**SHORT PROBLEM:** Quote the entries below word for word, leaving out the pictures.

**STORED ROWS:**
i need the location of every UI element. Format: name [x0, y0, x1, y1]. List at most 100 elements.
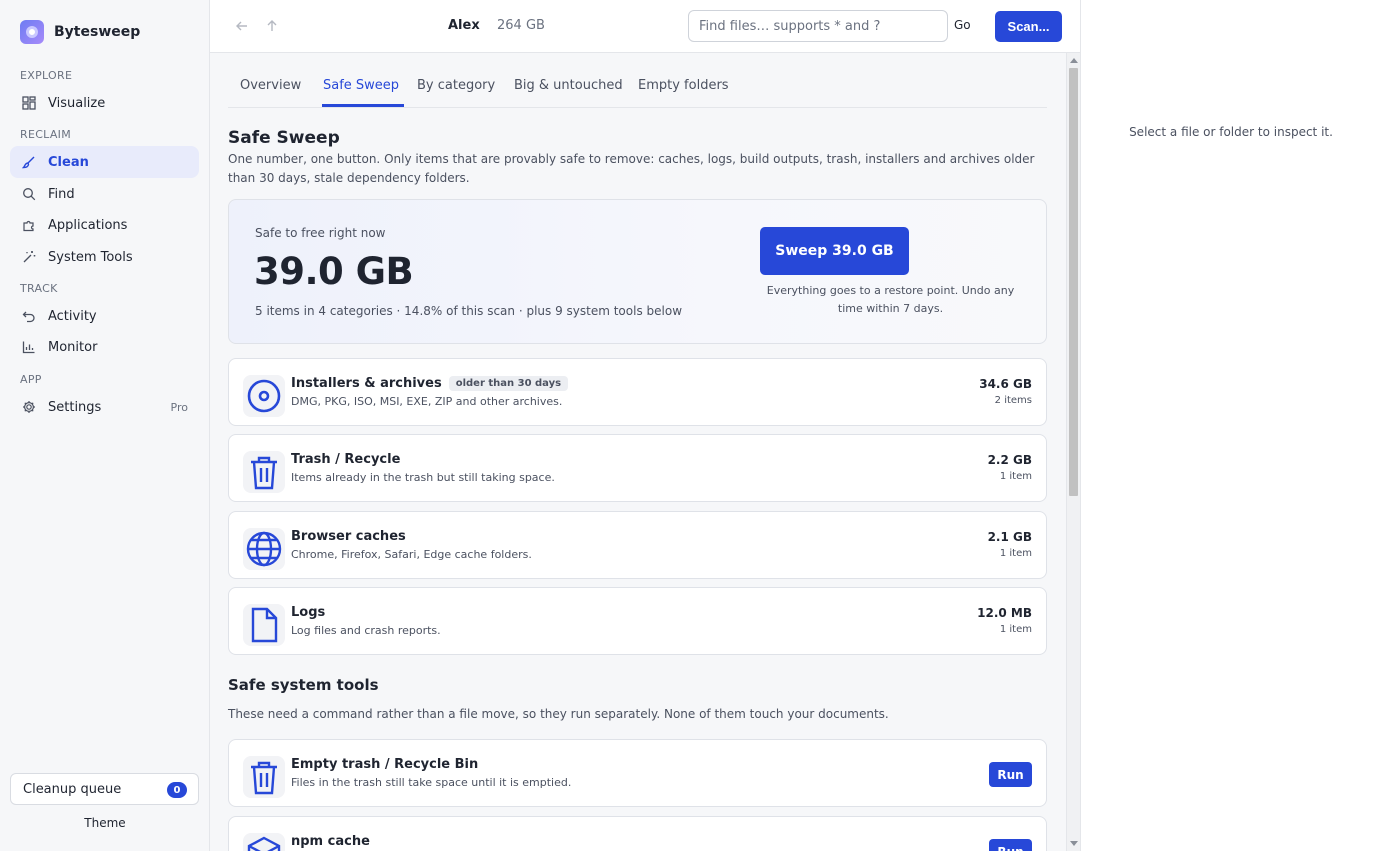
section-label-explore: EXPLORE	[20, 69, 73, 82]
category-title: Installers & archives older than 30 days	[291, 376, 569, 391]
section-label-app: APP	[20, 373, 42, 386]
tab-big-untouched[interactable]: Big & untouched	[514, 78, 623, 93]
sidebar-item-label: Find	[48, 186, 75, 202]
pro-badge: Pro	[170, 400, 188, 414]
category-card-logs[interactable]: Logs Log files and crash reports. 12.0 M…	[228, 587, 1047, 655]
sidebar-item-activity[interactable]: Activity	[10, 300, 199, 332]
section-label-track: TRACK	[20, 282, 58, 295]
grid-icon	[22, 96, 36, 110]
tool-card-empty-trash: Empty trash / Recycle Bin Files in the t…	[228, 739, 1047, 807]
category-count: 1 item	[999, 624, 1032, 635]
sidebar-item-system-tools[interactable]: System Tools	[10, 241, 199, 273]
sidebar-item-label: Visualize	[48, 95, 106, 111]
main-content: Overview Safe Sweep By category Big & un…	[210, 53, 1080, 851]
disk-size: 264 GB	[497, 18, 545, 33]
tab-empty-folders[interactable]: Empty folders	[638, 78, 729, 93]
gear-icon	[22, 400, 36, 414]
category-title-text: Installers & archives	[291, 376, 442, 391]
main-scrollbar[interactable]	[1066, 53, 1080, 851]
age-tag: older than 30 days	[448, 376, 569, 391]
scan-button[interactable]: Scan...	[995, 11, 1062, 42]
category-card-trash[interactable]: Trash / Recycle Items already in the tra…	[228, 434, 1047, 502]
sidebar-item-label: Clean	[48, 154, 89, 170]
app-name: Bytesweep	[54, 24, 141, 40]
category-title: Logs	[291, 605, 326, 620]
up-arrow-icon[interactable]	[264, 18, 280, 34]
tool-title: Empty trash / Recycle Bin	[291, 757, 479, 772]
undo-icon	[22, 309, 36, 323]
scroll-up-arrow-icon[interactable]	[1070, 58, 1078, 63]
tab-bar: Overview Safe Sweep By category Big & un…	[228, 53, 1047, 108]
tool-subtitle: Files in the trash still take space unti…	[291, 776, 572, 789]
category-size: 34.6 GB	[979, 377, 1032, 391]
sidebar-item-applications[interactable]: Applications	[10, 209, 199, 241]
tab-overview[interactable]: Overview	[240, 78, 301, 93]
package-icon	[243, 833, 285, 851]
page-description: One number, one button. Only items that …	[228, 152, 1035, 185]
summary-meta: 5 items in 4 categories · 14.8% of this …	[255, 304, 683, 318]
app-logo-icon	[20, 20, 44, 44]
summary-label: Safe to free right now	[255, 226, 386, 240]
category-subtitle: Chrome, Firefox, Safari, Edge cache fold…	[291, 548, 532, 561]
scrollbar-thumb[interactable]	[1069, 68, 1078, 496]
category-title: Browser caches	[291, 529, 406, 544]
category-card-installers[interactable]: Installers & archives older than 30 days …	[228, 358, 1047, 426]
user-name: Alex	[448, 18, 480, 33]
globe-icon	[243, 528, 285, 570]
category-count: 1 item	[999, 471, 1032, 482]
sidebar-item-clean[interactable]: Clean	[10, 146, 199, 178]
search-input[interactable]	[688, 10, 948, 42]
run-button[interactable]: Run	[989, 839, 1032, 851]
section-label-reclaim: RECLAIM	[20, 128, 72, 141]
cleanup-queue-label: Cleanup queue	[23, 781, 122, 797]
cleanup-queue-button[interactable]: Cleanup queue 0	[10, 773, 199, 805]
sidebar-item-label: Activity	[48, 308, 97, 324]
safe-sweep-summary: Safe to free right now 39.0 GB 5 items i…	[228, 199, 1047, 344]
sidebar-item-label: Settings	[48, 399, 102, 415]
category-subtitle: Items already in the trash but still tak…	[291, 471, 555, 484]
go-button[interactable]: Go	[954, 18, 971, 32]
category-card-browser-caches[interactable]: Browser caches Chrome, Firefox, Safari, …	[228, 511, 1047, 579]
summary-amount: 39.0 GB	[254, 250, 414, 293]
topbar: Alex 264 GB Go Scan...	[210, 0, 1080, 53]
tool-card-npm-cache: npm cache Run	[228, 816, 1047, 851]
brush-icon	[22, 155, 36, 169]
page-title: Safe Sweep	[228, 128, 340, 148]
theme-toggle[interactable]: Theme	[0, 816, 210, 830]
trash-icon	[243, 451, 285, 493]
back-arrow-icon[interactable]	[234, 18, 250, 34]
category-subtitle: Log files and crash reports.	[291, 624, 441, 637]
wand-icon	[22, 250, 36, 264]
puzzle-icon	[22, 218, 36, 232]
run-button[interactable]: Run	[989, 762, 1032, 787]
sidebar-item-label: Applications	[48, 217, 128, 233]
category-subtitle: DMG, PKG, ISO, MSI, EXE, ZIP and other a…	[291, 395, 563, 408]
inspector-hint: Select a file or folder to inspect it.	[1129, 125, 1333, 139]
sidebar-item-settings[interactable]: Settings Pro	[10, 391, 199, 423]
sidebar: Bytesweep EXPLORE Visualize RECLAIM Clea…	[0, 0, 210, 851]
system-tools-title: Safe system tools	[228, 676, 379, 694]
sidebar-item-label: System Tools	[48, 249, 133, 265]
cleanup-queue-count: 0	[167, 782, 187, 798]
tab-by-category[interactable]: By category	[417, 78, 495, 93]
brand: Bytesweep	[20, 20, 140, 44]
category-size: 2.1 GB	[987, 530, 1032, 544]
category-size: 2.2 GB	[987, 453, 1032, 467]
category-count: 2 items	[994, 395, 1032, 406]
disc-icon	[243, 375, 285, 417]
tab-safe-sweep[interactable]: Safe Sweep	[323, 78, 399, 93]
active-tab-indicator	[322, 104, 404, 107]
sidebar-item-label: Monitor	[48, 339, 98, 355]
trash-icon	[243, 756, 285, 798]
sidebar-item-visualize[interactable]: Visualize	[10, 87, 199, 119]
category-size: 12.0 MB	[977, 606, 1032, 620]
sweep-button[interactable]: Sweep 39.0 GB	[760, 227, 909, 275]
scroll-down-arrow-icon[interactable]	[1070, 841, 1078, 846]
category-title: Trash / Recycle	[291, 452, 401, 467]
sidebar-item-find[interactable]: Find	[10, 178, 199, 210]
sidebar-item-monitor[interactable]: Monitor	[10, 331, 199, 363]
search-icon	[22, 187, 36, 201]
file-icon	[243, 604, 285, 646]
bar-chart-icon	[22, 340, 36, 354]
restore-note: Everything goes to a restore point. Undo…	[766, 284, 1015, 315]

**TASK OUTPUT:**
i need the location of every UI element. Format: name [x0, y0, x1, y1]. List at most 100 elements.
section-label-explore: EXPLORE	[20, 69, 73, 82]
category-title: Installers & archives older than 30 days	[291, 376, 569, 391]
section-label-app: APP	[20, 373, 42, 386]
tab-big-untouched[interactable]: Big & untouched	[514, 78, 623, 93]
sidebar-item-label: Find	[48, 186, 75, 202]
pro-badge: Pro	[170, 400, 188, 414]
category-card-logs[interactable]: Logs Log files and crash reports. 12.0 M…	[228, 587, 1047, 655]
sidebar-item-activity[interactable]: Activity	[10, 300, 199, 332]
section-label-track: TRACK	[20, 282, 58, 295]
grid-icon	[22, 96, 36, 110]
tool-card-empty-trash: Empty trash / Recycle Bin Files in the t…	[228, 739, 1047, 807]
category-count: 1 item	[999, 624, 1032, 635]
sidebar-item-system-tools[interactable]: System Tools	[10, 241, 199, 273]
sidebar-item-label: Visualize	[48, 95, 106, 111]
main-content: Overview Safe Sweep By category Big & un…	[210, 53, 1080, 851]
disk-size: 264 GB	[497, 18, 545, 33]
tab-empty-folders[interactable]: Empty folders	[638, 78, 729, 93]
gear-icon	[22, 400, 36, 414]
category-title-text: Installers & archives	[291, 376, 442, 391]
main-scrollbar[interactable]	[1066, 53, 1080, 851]
age-tag: older than 30 days	[448, 376, 569, 391]
scan-button[interactable]: Scan...	[995, 11, 1062, 42]
category-card-trash[interactable]: Trash / Recycle Items already in the tra…	[228, 434, 1047, 502]
sidebar-item-label: Clean	[48, 154, 89, 170]
app-name: Bytesweep	[54, 24, 141, 40]
category-title: Logs	[291, 605, 326, 620]
up-arrow-icon[interactable]	[264, 18, 280, 34]
tool-title: Empty trash / Recycle Bin	[291, 757, 479, 772]
undo-icon	[22, 309, 36, 323]
scroll-up-arrow-icon[interactable]	[1070, 58, 1078, 63]
tab-bar: Overview Safe Sweep By category Big & un…	[228, 53, 1047, 108]
tool-subtitle: Files in the trash still take space unti…	[291, 776, 572, 789]
category-size: 34.6 GB	[979, 377, 1032, 391]
sidebar-item-applications[interactable]: Applications	[10, 209, 199, 241]
tab-overview[interactable]: Overview	[240, 78, 301, 93]
package-icon	[243, 833, 285, 851]
page-description: One number, one button. Only items that …	[228, 152, 1035, 185]
summary-meta: 5 items in 4 categories · 14.8% of this …	[255, 304, 683, 318]
app-logo-icon	[20, 20, 44, 44]
summary-label: Safe to free right now	[255, 226, 386, 240]
category-subtitle: Chrome, Firefox, Safari, Edge cache fold…	[291, 548, 532, 561]
scrollbar-thumb[interactable]	[1069, 68, 1078, 496]
category-title: Browser caches	[291, 529, 406, 544]
category-card-installers[interactable]: Installers & archives older than 30 days …	[228, 358, 1047, 426]
user-name: Alex	[448, 18, 480, 33]
globe-icon	[243, 528, 285, 570]
category-count: 1 item	[999, 471, 1032, 482]
sidebar-item-clean[interactable]: Clean	[10, 146, 199, 178]
search-input[interactable]	[688, 10, 948, 42]
run-button[interactable]: Run	[989, 839, 1032, 851]
section-label-reclaim: RECLAIM	[20, 128, 72, 141]
cleanup-queue-label: Cleanup queue	[23, 781, 122, 797]
cleanup-queue-button[interactable]: Cleanup queue 0	[10, 773, 199, 805]
sidebar-item-label: Activity	[48, 308, 97, 324]
safe-sweep-summary: Safe to free right now 39.0 GB 5 items i…	[228, 199, 1047, 344]
sidebar-item-label: Settings	[48, 399, 102, 415]
category-subtitle: Items already in the trash but still tak…	[291, 471, 555, 484]
go-button[interactable]: Go	[954, 18, 971, 32]
category-card-browser-caches[interactable]: Browser caches Chrome, Firefox, Safari, …	[228, 511, 1047, 579]
summary-amount: 39.0 GB	[254, 250, 414, 293]
topbar: Alex 264 GB Go Scan...	[210, 0, 1080, 53]
tool-card-npm-cache: npm cache Run	[228, 816, 1047, 851]
brush-icon	[22, 155, 36, 169]
page-title: Safe Sweep	[228, 128, 340, 148]
theme-toggle[interactable]: Theme	[0, 816, 210, 830]
trash-icon	[243, 451, 285, 493]
back-arrow-icon[interactable]	[234, 18, 250, 34]
category-subtitle: Log files and crash reports.	[291, 624, 441, 637]
wand-icon	[22, 250, 36, 264]
puzzle-icon	[22, 218, 36, 232]
run-button[interactable]: Run	[989, 762, 1032, 787]
sidebar-item-label: Applications	[48, 217, 128, 233]
category-subtitle: DMG, PKG, ISO, MSI, EXE, ZIP and other a…	[291, 395, 563, 408]
inspector-hint: Select a file or folder to inspect it.	[1129, 125, 1333, 139]
sidebar-item-settings[interactable]: Settings Pro	[10, 391, 199, 423]
sidebar: Bytesweep EXPLORE Visualize RECLAIM Clea…	[0, 0, 210, 851]
system-tools-title: Safe system tools	[228, 676, 379, 694]
sidebar-item-label: System Tools	[48, 249, 133, 265]
cleanup-queue-count: 0	[167, 782, 187, 798]
tab-by-category[interactable]: By category	[417, 78, 495, 93]
brand: Bytesweep	[20, 20, 140, 44]
category-size: 2.1 GB	[987, 530, 1032, 544]
category-size: 2.2 GB	[987, 453, 1032, 467]
category-count: 2 items	[994, 395, 1032, 406]
disc-icon	[243, 375, 285, 417]
tab-safe-sweep[interactable]: Safe Sweep	[323, 78, 399, 93]
active-tab-indicator	[322, 104, 404, 107]
sidebar-item-label: Monitor	[48, 339, 98, 355]
trash-icon	[243, 756, 285, 798]
sidebar-item-visualize[interactable]: Visualize	[10, 87, 199, 119]
category-size: 12.0 MB	[977, 606, 1032, 620]
sweep-button[interactable]: Sweep 39.0 GB	[760, 227, 909, 275]
scroll-down-arrow-icon[interactable]	[1070, 841, 1078, 846]
category-title: Trash / Recycle	[291, 452, 401, 467]
sidebar-item-find[interactable]: Find	[10, 178, 199, 210]
sidebar-item-monitor[interactable]: Monitor	[10, 331, 199, 363]
search-icon	[22, 187, 36, 201]
file-icon	[243, 604, 285, 646]
bar-chart-icon	[22, 340, 36, 354]
restore-note: Everything goes to a restore point. Undo…	[766, 284, 1015, 315]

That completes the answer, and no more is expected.